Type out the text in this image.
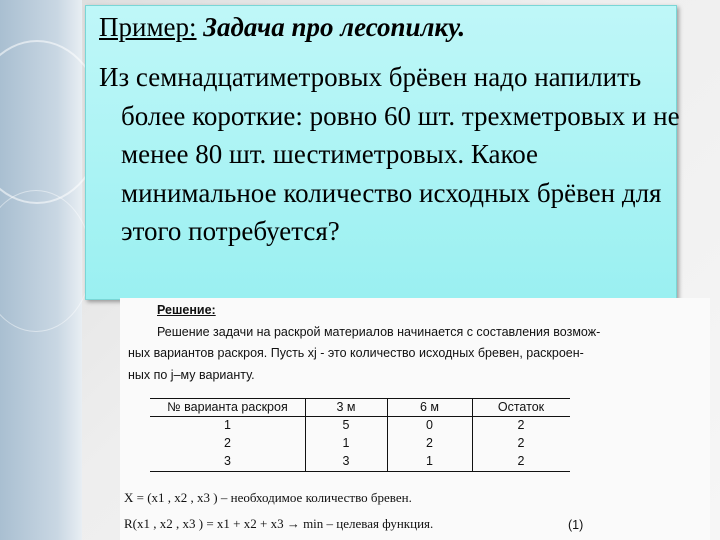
Пример: Задача про лесопилку.
Из семнадцатиметровых брёвен надо напилить более короткие: ровно 60 шт. трехметровых и не менее 80 шт. шестиметровых. Какое минимальное количество исходных брёвен для этого потребуется?
Решение:
Решение задачи на раскрой материалов начинается с составления возмож-
ных вариантов раскроя. Пусть xj - это количество исходных бревен, раскроен-
ных по j–му варианту.
№ варианта раскроя	3 м	6 м	Остаток
1	5	0	2
2	1	2	2
3	3	1	2
X = (x1 , x2 , x3 ) – необходимое количество бревен.
R(x1 , x2 , x3 ) = x1 + x2 + x3 → min – целевая функция.	(1)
================================
Exercise objective: All entries are to be retyped exactly. Omit any embedded images.

Response:
Type out the text in this image.
Пример: Задача про лесопилку.
Из семнадцатиметровых брёвен надо напилить более короткие: ровно 60 шт. трехметровых и не менее 80 шт. шестиметровых. Какое минимальное количество исходных брёвен для этого потребуется?
Решение:
Решение задачи на раскрой материалов начинается с составления возмож-
ных вариантов раскроя. Пусть xj - это количество исходных бревен, раскроен-
ных по j–му варианту.
№ варианта раскроя	3 м	6 м	Остаток
1	5	0	2
2	1	2	2
3	3	1	2
X = (x1 , x2 , x3 ) – необходимое количество бревен.
R(x1 , x2 , x3 ) = x1 + x2 + x3 → min – целевая функция.	(1)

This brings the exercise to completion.